Give the data below again exactly as it stands. Omit the pictures.

Items from a data source
"""
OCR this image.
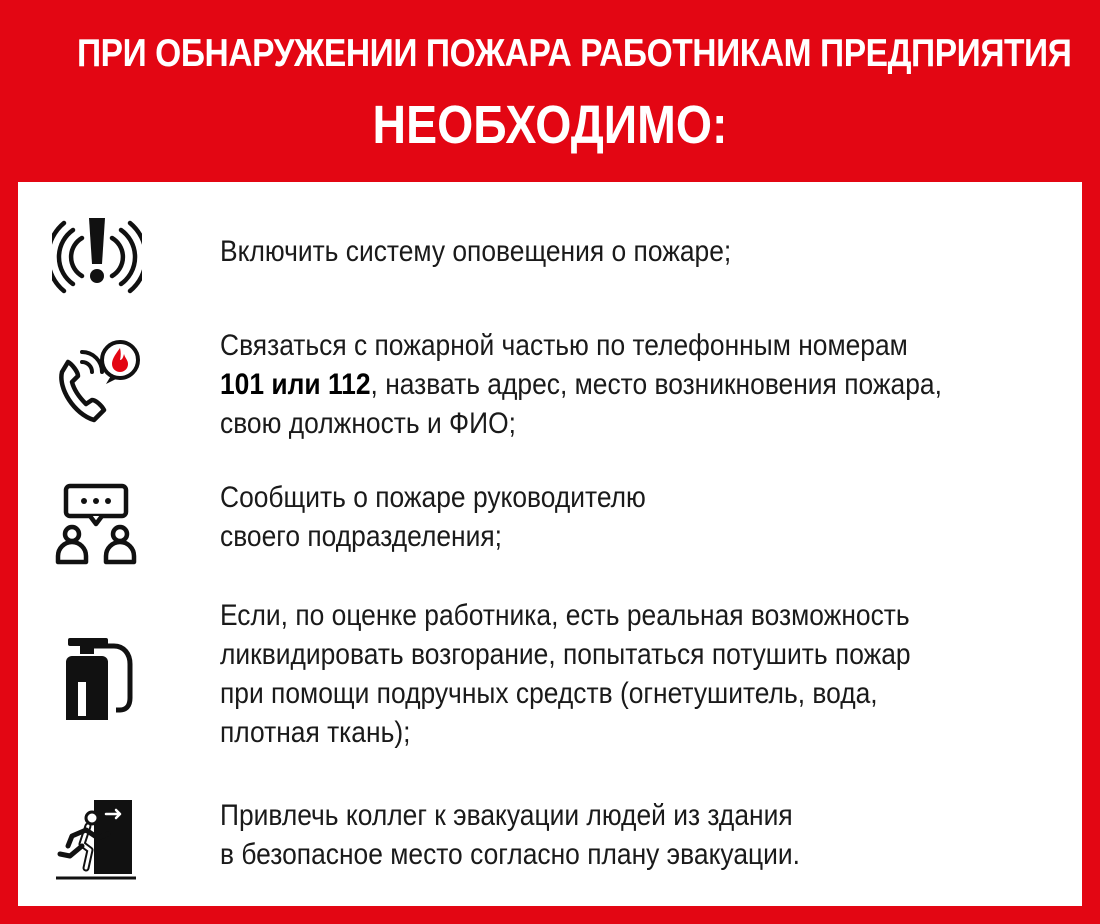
ПРИ ОБНАРУЖЕНИИ ПОЖАРА РАБОТНИКАМ ПРЕДПРИЯТИЯ
НЕОБХОДИМО:
Включить систему оповещения о пожаре;
Связаться с пожарной частью по телефонным номерам
101 или 112, назвать адрес, место возникновения пожара,
свою должность и ФИО;
Сообщить о пожаре руководителю
своего подразделения;
Если, по оценке работника, есть реальная возможность
ликвидировать возгорание, попытаться потушить пожар
при помощи подручных средств (огнетушитель, вода,
плотная ткань);
Привлечь коллег к эвакуации людей из здания
в безопасное место согласно плану эвакуации.
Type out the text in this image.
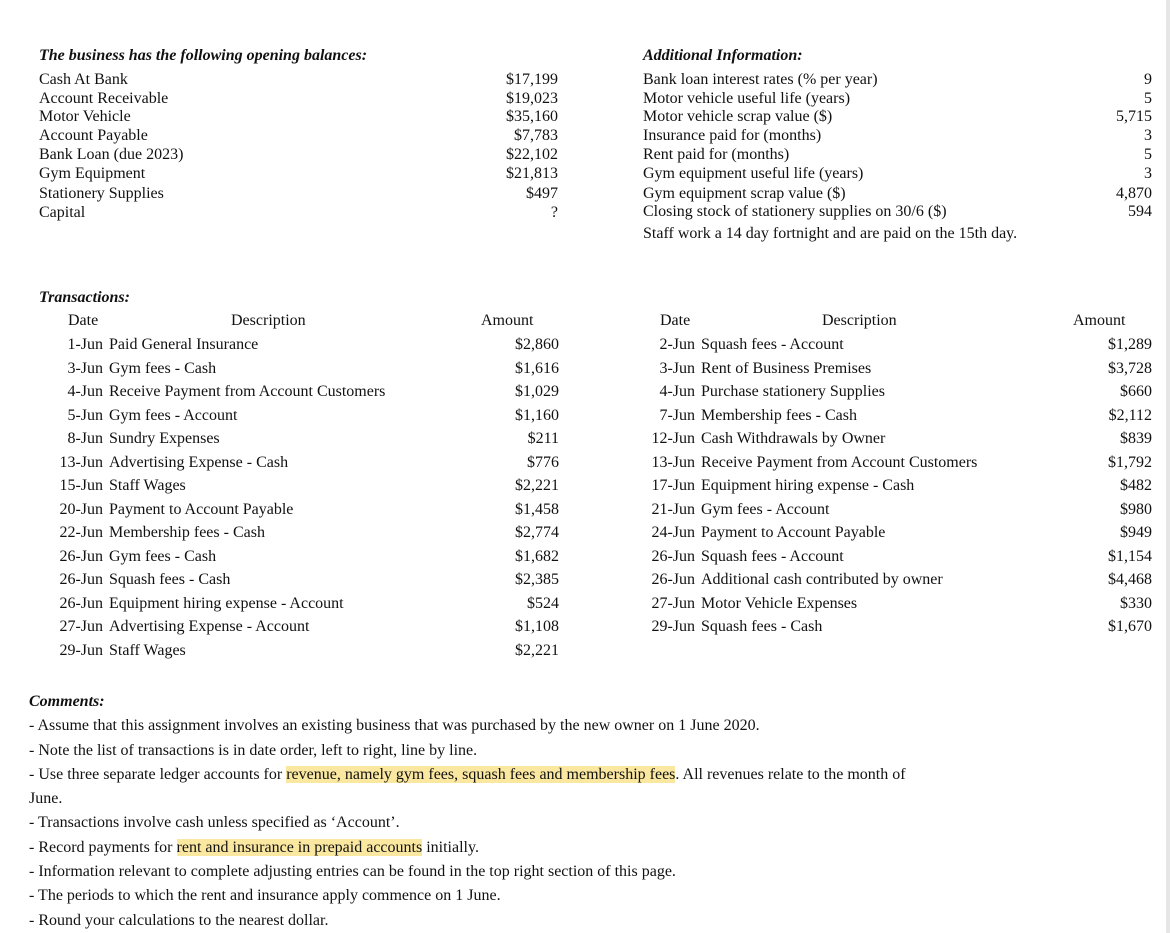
The business has the following opening balances:
Cash At Bank	$17,199
Account Receivable	$19,023
Motor Vehicle	$35,160
Account Payable	$7,783
Bank Loan (due 2023)	$22,102
Gym Equipment	$21,813
Stationery Supplies	$497
Capital	?
Additional Information:
Bank loan interest rates (% per year)	9
Motor vehicle useful life (years)	5
Motor vehicle scrap value ($)	5,715
Insurance paid for (months)	3
Rent paid for (months)	5
Gym equipment useful life (years)	3
Gym equipment scrap value ($)	4,870
Closing stock of stationery supplies on 30/6 ($)	594
Staff work a 14 day fortnight and are paid on the 15th day.
Transactions:
Date	Description	Amount	Date	Description	Amount
1-Jun Paid General Insurance	$2,860
3-Jun Gym fees - Cash	$1,616
4-Jun Receive Payment from Account Customers	$1,029
5-Jun Gym fees - Account	$1,160
8-Jun Sundry Expenses	$211
13-Jun Advertising Expense - Cash	$776
15-Jun Staff Wages	$2,221
20-Jun Payment to Account Payable	$1,458
22-Jun Membership fees - Cash	$2,774
26-Jun Gym fees - Cash	$1,682
26-Jun Squash fees - Cash	$2,385
26-Jun Equipment hiring expense - Account	$524
27-Jun Advertising Expense - Account	$1,108
29-Jun Staff Wages	$2,221
2-Jun Squash fees - Account	$1,289
3-Jun Rent of Business Premises	$3,728
4-Jun Purchase stationery Supplies	$660
7-Jun Membership fees - Cash	$2,112
12-Jun Cash Withdrawals by Owner	$839
13-Jun Receive Payment from Account Customers	$1,792
17-Jun Equipment hiring expense - Cash	$482
21-Jun Gym fees - Account	$980
24-Jun Payment to Account Payable	$949
26-Jun Squash fees - Account	$1,154
26-Jun Additional cash contributed by owner	$4,468
27-Jun Motor Vehicle Expenses	$330
29-Jun Squash fees - Cash	$1,670

Comments:

- Assume that this assignment involves an existing business that was purchased by the new owner on 1 June 2020.

- Note the list of transactions is in date order, left to right, line by line.

- Use three separate ledger accounts for revenue, namely gym fees, squash fees and membership fees. All revenues relate to the month of

June.

- Transactions involve cash unless specified as ‘Account’.

- Record payments for rent and insurance in prepaid accounts initially.

- Information relevant to complete adjusting entries can be found in the top right section of this page.

- The periods to which the rent and insurance apply commence on 1 June.

- Round your calculations to the nearest dollar.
"""
**Complete output**
OCR this image.
ПРИ ОБНАРУЖЕНИИ ПОЖАРА РАБОТНИКАМ ПРЕДПРИЯТИЯ
НЕОБХОДИМО:
Включить систему оповещения о пожаре;
Связаться с пожарной частью по телефонным номерам
101 или 112, назвать адрес, место возникновения пожара,
свою должность и ФИО;
Сообщить о пожаре руководителю
своего подразделения;
Если, по оценке работника, есть реальная возможность
ликвидировать возгорание, попытаться потушить пожар
при помощи подручных средств (огнетушитель, вода,
плотная ткань);
Привлечь коллег к эвакуации людей из здания
в безопасное место согласно плану эвакуации.
Type out the text in this image.
The business has the following opening balances:
Cash At Bank	$17,199
Account Receivable	$19,023
Motor Vehicle	$35,160
Account Payable	$7,783
Bank Loan (due 2023)	$22,102
Gym Equipment	$21,813
Stationery Supplies	$497
Capital	?
Additional Information:
Bank loan interest rates (% per year)	9
Motor vehicle useful life (years)	5
Motor vehicle scrap value ($)	5,715
Insurance paid for (months)	3
Rent paid for (months)	5
Gym equipment useful life (years)	3
Gym equipment scrap value ($)	4,870
Closing stock of stationery supplies on 30/6 ($)	594
Staff work a 14 day fortnight and are paid on the 15th day.
Transactions:
Date	Description	Amount	Date	Description	Amount
1-Jun Paid General Insurance	$2,860
3-Jun Gym fees - Cash	$1,616
4-Jun Receive Payment from Account Customers	$1,029
5-Jun Gym fees - Account	$1,160
8-Jun Sundry Expenses	$211
13-Jun Advertising Expense - Cash	$776
15-Jun Staff Wages	$2,221
20-Jun Payment to Account Payable	$1,458
22-Jun Membership fees - Cash	$2,774
26-Jun Gym fees - Cash	$1,682
26-Jun Squash fees - Cash	$2,385
26-Jun Equipment hiring expense - Account	$524
27-Jun Advertising Expense - Account	$1,108
29-Jun Staff Wages	$2,221
2-Jun Squash fees - Account	$1,289
3-Jun Rent of Business Premises	$3,728
4-Jun Purchase stationery Supplies	$660
7-Jun Membership fees - Cash	$2,112
12-Jun Cash Withdrawals by Owner	$839
13-Jun Receive Payment from Account Customers	$1,792
17-Jun Equipment hiring expense - Cash	$482
21-Jun Gym fees - Account	$980
24-Jun Payment to Account Payable	$949
26-Jun Squash fees - Account	$1,154
26-Jun Additional cash contributed by owner	$4,468
27-Jun Motor Vehicle Expenses	$330
29-Jun Squash fees - Cash	$1,670

Comments:

- Assume that this assignment involves an existing business that was purchased by the new owner on 1 June 2020.

- Note the list of transactions is in date order, left to right, line by line.

- Use three separate ledger accounts for revenue, namely gym fees, squash fees and membership fees. All revenues relate to the month of

June.

- Transactions involve cash unless specified as ‘Account’.

- Record payments for rent and insurance in prepaid accounts initially.

- Information relevant to complete adjusting entries can be found in the top right section of this page.

- The periods to which the rent and insurance apply commence on 1 June.

- Round your calculations to the nearest dollar.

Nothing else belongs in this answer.